* start Stored rows *

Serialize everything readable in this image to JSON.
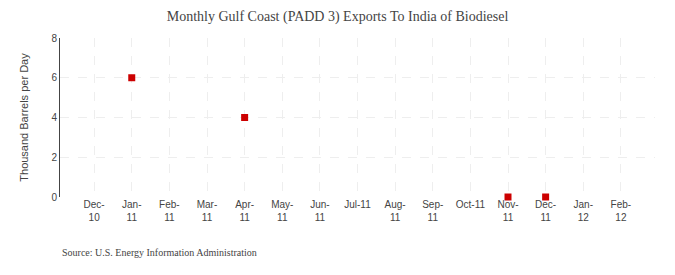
{
  "chart_data": {
    "type": "scatter",
    "title": "Monthly Gulf Coast (PADD 3) Exports To India of Biodiesel",
    "ylabel": "Thousand Barrels per Day",
    "source": "Source: U.S. Energy Information Administration",
    "categories": [
      "Dec-\n10",
      "Jan-\n11",
      "Feb-\n11",
      "Mar-\n11",
      "Apr-\n11",
      "May-\n11",
      "Jun-\n11",
      "Jul-11",
      "Aug-\n11",
      "Sep-\n11",
      "Oct-11",
      "Nov-\n11",
      "Dec-\n11",
      "Jan-\n12",
      "Feb-\n12"
    ],
    "values": [
      null,
      6,
      null,
      null,
      4,
      null,
      null,
      null,
      null,
      null,
      null,
      0,
      0,
      null,
      null
    ],
    "color": "#cc0000",
    "marker": "square",
    "ylim": [
      0,
      8
    ],
    "yticks": [
      0,
      2,
      4,
      6,
      8
    ],
    "grid": true
  }
}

* end Stored rows *

## [Problem details]
Output every entry exactly as given; pictures are not part of the copy.

## [Solution]
Serialize everything readable in this image to JSON.
{
  "chart_data": {
    "type": "scatter",
    "title": "Monthly Gulf Coast (PADD 3) Exports To India of Biodiesel",
    "ylabel": "Thousand Barrels per Day",
    "source": "Source: U.S. Energy Information Administration",
    "categories": [
      "Dec-\n10",
      "Jan-\n11",
      "Feb-\n11",
      "Mar-\n11",
      "Apr-\n11",
      "May-\n11",
      "Jun-\n11",
      "Jul-11",
      "Aug-\n11",
      "Sep-\n11",
      "Oct-11",
      "Nov-\n11",
      "Dec-\n11",
      "Jan-\n12",
      "Feb-\n12"
    ],
    "values": [
      null,
      6,
      null,
      null,
      4,
      null,
      null,
      null,
      null,
      null,
      null,
      0,
      0,
      null,
      null
    ],
    "color": "#cc0000",
    "marker": "square",
    "ylim": [
      0,
      8
    ],
    "yticks": [
      0,
      2,
      4,
      6,
      8
    ],
    "grid": true
  }
}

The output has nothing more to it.